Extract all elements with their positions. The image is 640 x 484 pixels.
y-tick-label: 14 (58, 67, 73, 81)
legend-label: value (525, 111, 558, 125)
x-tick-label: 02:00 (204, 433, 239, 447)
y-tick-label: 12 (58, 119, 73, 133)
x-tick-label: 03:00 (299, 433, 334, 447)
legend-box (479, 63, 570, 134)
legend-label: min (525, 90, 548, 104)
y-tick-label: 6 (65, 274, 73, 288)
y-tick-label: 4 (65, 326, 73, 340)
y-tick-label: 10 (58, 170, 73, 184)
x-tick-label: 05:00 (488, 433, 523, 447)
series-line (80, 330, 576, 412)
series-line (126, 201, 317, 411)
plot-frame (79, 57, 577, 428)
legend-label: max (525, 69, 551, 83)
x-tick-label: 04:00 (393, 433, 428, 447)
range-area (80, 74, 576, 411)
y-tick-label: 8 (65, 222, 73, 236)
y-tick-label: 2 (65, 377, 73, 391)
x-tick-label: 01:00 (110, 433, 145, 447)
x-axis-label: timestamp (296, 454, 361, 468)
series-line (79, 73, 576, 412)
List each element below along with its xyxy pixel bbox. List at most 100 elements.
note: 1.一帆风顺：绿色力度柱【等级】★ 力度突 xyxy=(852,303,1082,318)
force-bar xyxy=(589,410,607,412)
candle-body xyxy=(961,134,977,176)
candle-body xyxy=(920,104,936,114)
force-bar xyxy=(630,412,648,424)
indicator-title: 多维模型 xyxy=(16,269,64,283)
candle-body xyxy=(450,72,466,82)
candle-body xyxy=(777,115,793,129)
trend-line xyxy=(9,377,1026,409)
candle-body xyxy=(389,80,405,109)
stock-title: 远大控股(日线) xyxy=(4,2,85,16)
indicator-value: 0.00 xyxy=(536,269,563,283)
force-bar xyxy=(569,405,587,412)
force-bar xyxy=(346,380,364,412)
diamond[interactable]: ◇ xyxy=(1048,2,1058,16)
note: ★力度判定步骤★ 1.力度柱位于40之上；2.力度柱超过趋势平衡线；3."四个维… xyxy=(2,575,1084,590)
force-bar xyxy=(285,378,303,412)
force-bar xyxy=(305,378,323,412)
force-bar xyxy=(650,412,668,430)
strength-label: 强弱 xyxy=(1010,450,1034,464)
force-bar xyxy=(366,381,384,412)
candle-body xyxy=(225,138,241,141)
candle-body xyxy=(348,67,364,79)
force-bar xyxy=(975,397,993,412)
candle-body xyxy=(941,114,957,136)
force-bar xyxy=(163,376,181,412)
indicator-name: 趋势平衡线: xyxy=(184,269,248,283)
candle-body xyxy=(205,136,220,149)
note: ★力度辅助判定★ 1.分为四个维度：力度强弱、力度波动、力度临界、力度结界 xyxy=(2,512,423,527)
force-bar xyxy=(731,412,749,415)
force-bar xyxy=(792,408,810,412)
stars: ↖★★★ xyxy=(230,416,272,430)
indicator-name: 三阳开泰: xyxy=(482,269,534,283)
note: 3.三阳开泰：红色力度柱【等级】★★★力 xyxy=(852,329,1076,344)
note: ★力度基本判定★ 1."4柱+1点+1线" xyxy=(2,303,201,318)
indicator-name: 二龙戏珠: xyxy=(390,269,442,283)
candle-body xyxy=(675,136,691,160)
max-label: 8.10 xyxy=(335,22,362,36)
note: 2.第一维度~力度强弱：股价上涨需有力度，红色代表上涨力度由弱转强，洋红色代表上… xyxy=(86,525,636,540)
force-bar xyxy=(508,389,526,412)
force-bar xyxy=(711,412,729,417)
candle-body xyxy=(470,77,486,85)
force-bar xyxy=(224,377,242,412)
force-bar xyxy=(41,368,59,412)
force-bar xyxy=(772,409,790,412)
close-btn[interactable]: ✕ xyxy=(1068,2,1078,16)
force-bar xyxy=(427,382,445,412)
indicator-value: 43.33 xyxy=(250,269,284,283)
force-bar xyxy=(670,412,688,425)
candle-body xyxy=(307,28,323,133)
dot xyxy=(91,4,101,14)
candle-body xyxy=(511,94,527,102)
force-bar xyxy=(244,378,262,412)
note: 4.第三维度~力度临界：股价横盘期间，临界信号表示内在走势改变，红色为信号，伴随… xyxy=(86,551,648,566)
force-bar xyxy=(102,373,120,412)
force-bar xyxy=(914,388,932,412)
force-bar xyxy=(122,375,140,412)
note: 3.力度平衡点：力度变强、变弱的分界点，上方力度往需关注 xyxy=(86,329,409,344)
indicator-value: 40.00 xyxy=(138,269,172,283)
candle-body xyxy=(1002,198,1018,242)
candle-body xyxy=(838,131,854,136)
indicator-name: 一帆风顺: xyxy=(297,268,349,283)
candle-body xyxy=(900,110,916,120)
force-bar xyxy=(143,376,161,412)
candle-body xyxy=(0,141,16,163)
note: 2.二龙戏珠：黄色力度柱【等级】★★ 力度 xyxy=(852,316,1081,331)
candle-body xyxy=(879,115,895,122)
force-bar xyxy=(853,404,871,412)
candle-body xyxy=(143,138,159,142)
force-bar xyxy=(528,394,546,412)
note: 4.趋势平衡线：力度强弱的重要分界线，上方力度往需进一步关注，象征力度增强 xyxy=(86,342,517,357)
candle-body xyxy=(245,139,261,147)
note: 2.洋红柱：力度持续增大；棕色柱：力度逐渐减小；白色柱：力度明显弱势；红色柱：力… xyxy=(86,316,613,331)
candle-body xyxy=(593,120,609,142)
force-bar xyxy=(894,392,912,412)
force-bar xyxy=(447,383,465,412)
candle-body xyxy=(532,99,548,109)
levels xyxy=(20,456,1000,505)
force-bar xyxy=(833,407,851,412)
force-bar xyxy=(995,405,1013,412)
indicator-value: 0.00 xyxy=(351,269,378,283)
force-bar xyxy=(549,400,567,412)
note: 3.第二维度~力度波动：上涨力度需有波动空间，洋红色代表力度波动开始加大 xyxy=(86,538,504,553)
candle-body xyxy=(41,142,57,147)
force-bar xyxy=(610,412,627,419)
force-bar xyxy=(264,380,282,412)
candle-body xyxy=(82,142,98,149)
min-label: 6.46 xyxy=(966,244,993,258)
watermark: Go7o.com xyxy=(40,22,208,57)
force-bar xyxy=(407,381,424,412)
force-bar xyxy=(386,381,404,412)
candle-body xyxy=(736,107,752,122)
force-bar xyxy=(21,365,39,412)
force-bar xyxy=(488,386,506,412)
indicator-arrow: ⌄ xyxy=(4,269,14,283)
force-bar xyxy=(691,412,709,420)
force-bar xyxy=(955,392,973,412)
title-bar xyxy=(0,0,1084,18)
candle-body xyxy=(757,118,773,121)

## [Directive]
Extract every line of the data above and reproduce each one verbatim, without changing a single character.

## [Exercise output]
Extract all elements with their positions. The image is 640 x 484 pixels.
y-tick-label: 14 (58, 67, 73, 81)
legend-label: value (525, 111, 558, 125)
x-tick-label: 02:00 (204, 433, 239, 447)
y-tick-label: 12 (58, 119, 73, 133)
x-tick-label: 03:00 (299, 433, 334, 447)
legend-box (479, 63, 570, 134)
legend-label: min (525, 90, 548, 104)
y-tick-label: 6 (65, 274, 73, 288)
y-tick-label: 4 (65, 326, 73, 340)
y-tick-label: 10 (58, 170, 73, 184)
x-tick-label: 05:00 (488, 433, 523, 447)
series-line (80, 330, 576, 412)
series-line (126, 201, 317, 411)
plot-frame (79, 57, 577, 428)
legend-label: max (525, 69, 551, 83)
x-tick-label: 04:00 (393, 433, 428, 447)
range-area (80, 74, 576, 411)
y-tick-label: 8 (65, 222, 73, 236)
y-tick-label: 2 (65, 377, 73, 391)
x-tick-label: 01:00 (110, 433, 145, 447)
x-axis-label: timestamp (296, 454, 361, 468)
series-line (79, 73, 576, 412)
List each element below along with its xyxy pixel bbox. List at most 100 elements.
note: 1.一帆风顺：绿色力度柱【等级】★ 力度突 xyxy=(852,303,1082,318)
force-bar xyxy=(589,410,607,412)
candle-body xyxy=(961,134,977,176)
candle-body xyxy=(920,104,936,114)
force-bar xyxy=(630,412,648,424)
indicator-title: 多维模型 xyxy=(16,269,64,283)
candle-body xyxy=(450,72,466,82)
candle-body xyxy=(777,115,793,129)
trend-line xyxy=(9,377,1026,409)
candle-body xyxy=(389,80,405,109)
stock-title: 远大控股(日线) xyxy=(4,2,85,16)
indicator-value: 0.00 xyxy=(536,269,563,283)
force-bar xyxy=(569,405,587,412)
force-bar xyxy=(346,380,364,412)
diamond[interactable]: ◇ xyxy=(1048,2,1058,16)
note: ★力度判定步骤★ 1.力度柱位于40之上；2.力度柱超过趋势平衡线；3."四个维… xyxy=(2,575,1084,590)
force-bar xyxy=(285,378,303,412)
force-bar xyxy=(305,378,323,412)
force-bar xyxy=(650,412,668,430)
strength-label: 强弱 xyxy=(1010,450,1034,464)
force-bar xyxy=(366,381,384,412)
candle-body xyxy=(225,138,241,141)
candle-body xyxy=(348,67,364,79)
force-bar xyxy=(975,397,993,412)
candle-body xyxy=(941,114,957,136)
force-bar xyxy=(163,376,181,412)
indicator-name: 趋势平衡线: xyxy=(184,269,248,283)
candle-body xyxy=(205,136,220,149)
note: ★力度辅助判定★ 1.分为四个维度：力度强弱、力度波动、力度临界、力度结界 xyxy=(2,512,423,527)
force-bar xyxy=(731,412,749,415)
force-bar xyxy=(792,408,810,412)
stars: ↖★★★ xyxy=(230,416,272,430)
indicator-name: 三阳开泰: xyxy=(482,269,534,283)
note: 3.三阳开泰：红色力度柱【等级】★★★力 xyxy=(852,329,1076,344)
note: ★力度基本判定★ 1."4柱+1点+1线" xyxy=(2,303,201,318)
indicator-name: 二龙戏珠: xyxy=(390,269,442,283)
candle-body xyxy=(675,136,691,160)
max-label: 8.10 xyxy=(335,22,362,36)
note: 2.第一维度~力度强弱：股价上涨需有力度，红色代表上涨力度由弱转强，洋红色代表上… xyxy=(86,525,636,540)
force-bar xyxy=(508,389,526,412)
force-bar xyxy=(711,412,729,417)
candle-body xyxy=(470,77,486,85)
force-bar xyxy=(224,377,242,412)
force-bar xyxy=(41,368,59,412)
force-bar xyxy=(772,409,790,412)
close-btn[interactable]: ✕ xyxy=(1068,2,1078,16)
force-bar xyxy=(427,382,445,412)
indicator-value: 43.33 xyxy=(250,269,284,283)
force-bar xyxy=(670,412,688,425)
candle-body xyxy=(307,28,323,133)
dot xyxy=(91,4,101,14)
candle-body xyxy=(511,94,527,102)
force-bar xyxy=(244,378,262,412)
note: 4.第三维度~力度临界：股价横盘期间，临界信号表示内在走势改变，红色为信号，伴随… xyxy=(86,551,648,566)
force-bar xyxy=(102,373,120,412)
force-bar xyxy=(914,388,932,412)
force-bar xyxy=(122,375,140,412)
note: 3.力度平衡点：力度变强、变弱的分界点，上方力度往需关注 xyxy=(86,329,409,344)
indicator-value: 40.00 xyxy=(138,269,172,283)
candle-body xyxy=(1002,198,1018,242)
candle-body xyxy=(838,131,854,136)
indicator-name: 一帆风顺: xyxy=(297,268,349,283)
candle-body xyxy=(900,110,916,120)
force-bar xyxy=(143,376,161,412)
candle-body xyxy=(0,141,16,163)
note: 2.二龙戏珠：黄色力度柱【等级】★★ 力度 xyxy=(852,316,1081,331)
candle-body xyxy=(879,115,895,122)
force-bar xyxy=(853,404,871,412)
candle-body xyxy=(143,138,159,142)
force-bar xyxy=(528,394,546,412)
note: 4.趋势平衡线：力度强弱的重要分界线，上方力度往需进一步关注，象征力度增强 xyxy=(86,342,517,357)
candle-body xyxy=(245,139,261,147)
note: 2.洋红柱：力度持续增大；棕色柱：力度逐渐减小；白色柱：力度明显弱势；红色柱：力… xyxy=(86,316,613,331)
candle-body xyxy=(593,120,609,142)
force-bar xyxy=(894,392,912,412)
force-bar xyxy=(447,383,465,412)
candle-body xyxy=(532,99,548,109)
levels xyxy=(20,456,1000,505)
force-bar xyxy=(833,407,851,412)
force-bar xyxy=(995,405,1013,412)
indicator-value: 0.00 xyxy=(351,269,378,283)
force-bar xyxy=(549,400,567,412)
note: 3.第二维度~力度波动：上涨力度需有波动空间，洋红色代表力度波动开始加大 xyxy=(86,538,504,553)
candle-body xyxy=(41,142,57,147)
force-bar xyxy=(610,412,627,419)
force-bar xyxy=(264,380,282,412)
candle-body xyxy=(82,142,98,149)
min-label: 6.46 xyxy=(966,244,993,258)
watermark: Go7o.com xyxy=(40,22,208,57)
force-bar xyxy=(407,381,424,412)
force-bar xyxy=(386,381,404,412)
candle-body xyxy=(736,107,752,122)
force-bar xyxy=(21,365,39,412)
force-bar xyxy=(488,386,506,412)
indicator-arrow: ⌄ xyxy=(4,269,14,283)
force-bar xyxy=(691,412,709,420)
force-bar xyxy=(955,392,973,412)
title-bar xyxy=(0,0,1084,18)
candle-body xyxy=(757,118,773,121)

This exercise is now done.